▶ Task directions: Here are some entries; quote each one exactly.

▶ Exercise material:
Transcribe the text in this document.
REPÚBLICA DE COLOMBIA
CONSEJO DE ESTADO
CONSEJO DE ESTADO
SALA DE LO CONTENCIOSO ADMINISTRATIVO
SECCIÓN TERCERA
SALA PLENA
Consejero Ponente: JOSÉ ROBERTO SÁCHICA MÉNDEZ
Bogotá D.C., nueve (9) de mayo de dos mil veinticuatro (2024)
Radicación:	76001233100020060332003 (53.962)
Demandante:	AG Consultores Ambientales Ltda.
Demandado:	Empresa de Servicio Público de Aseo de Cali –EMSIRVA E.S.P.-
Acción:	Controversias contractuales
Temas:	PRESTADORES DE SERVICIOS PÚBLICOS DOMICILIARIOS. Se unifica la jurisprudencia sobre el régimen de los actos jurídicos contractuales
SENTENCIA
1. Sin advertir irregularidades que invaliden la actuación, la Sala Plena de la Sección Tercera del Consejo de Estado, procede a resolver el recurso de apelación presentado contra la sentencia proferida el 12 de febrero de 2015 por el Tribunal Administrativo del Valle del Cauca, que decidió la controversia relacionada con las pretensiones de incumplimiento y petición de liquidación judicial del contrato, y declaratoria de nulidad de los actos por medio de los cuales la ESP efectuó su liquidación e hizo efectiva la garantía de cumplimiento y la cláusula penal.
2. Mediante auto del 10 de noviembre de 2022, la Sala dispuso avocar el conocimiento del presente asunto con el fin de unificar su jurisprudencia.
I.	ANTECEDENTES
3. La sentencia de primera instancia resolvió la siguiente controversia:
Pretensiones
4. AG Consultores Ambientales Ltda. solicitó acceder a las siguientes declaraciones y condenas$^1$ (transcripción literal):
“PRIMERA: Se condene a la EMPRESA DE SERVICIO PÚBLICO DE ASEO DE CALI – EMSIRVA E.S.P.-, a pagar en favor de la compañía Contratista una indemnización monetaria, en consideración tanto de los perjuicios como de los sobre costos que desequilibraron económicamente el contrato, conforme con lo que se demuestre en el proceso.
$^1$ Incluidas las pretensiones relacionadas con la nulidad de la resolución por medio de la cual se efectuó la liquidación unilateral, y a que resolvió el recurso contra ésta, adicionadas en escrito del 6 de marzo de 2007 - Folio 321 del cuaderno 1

▶ Solution for this task:
Transcribe the text in this document.
REPÚBLICA DE COLOMBIA
CONSEJO DE ESTADO
CONSEJO DE ESTADO
SALA DE LO CONTENCIOSO ADMINISTRATIVO
SECCIÓN TERCERA
SALA PLENA
Consejero Ponente: JOSÉ ROBERTO SÁCHICA MÉNDEZ
Bogotá D.C., nueve (9) de mayo de dos mil veinticuatro (2024)
Radicación:	76001233100020060332003 (53.962)
Demandante:	AG Consultores Ambientales Ltda.
Demandado:	Empresa de Servicio Público de Aseo de Cali –EMSIRVA E.S.P.-
Acción:	Controversias contractuales
Temas:	PRESTADORES DE SERVICIOS PÚBLICOS DOMICILIARIOS. Se unifica la jurisprudencia sobre el régimen de los actos jurídicos contractuales
SENTENCIA
1. Sin advertir irregularidades que invaliden la actuación, la Sala Plena de la Sección Tercera del Consejo de Estado, procede a resolver el recurso de apelación presentado contra la sentencia proferida el 12 de febrero de 2015 por el Tribunal Administrativo del Valle del Cauca, que decidió la controversia relacionada con las pretensiones de incumplimiento y petición de liquidación judicial del contrato, y declaratoria de nulidad de los actos por medio de los cuales la ESP efectuó su liquidación e hizo efectiva la garantía de cumplimiento y la cláusula penal.
2. Mediante auto del 10 de noviembre de 2022, la Sala dispuso avocar el conocimiento del presente asunto con el fin de unificar su jurisprudencia.
I.	ANTECEDENTES
3. La sentencia de primera instancia resolvió la siguiente controversia:
Pretensiones
4. AG Consultores Ambientales Ltda. solicitó acceder a las siguientes declaraciones y condenas$^1$ (transcripción literal):
“PRIMERA: Se condene a la EMPRESA DE SERVICIO PÚBLICO DE ASEO DE CALI – EMSIRVA E.S.P.-, a pagar en favor de la compañía Contratista una indemnización monetaria, en consideración tanto de los perjuicios como de los sobre costos que desequilibraron económicamente el contrato, conforme con lo que se demuestre en el proceso.
$^1$ Incluidas las pretensiones relacionadas con la nulidad de la resolución por medio de la cual se efectuó la liquidación unilateral, y a que resolvió el recurso contra ésta, adicionadas en escrito del 6 de marzo de 2007 - Folio 321 del cuaderno 1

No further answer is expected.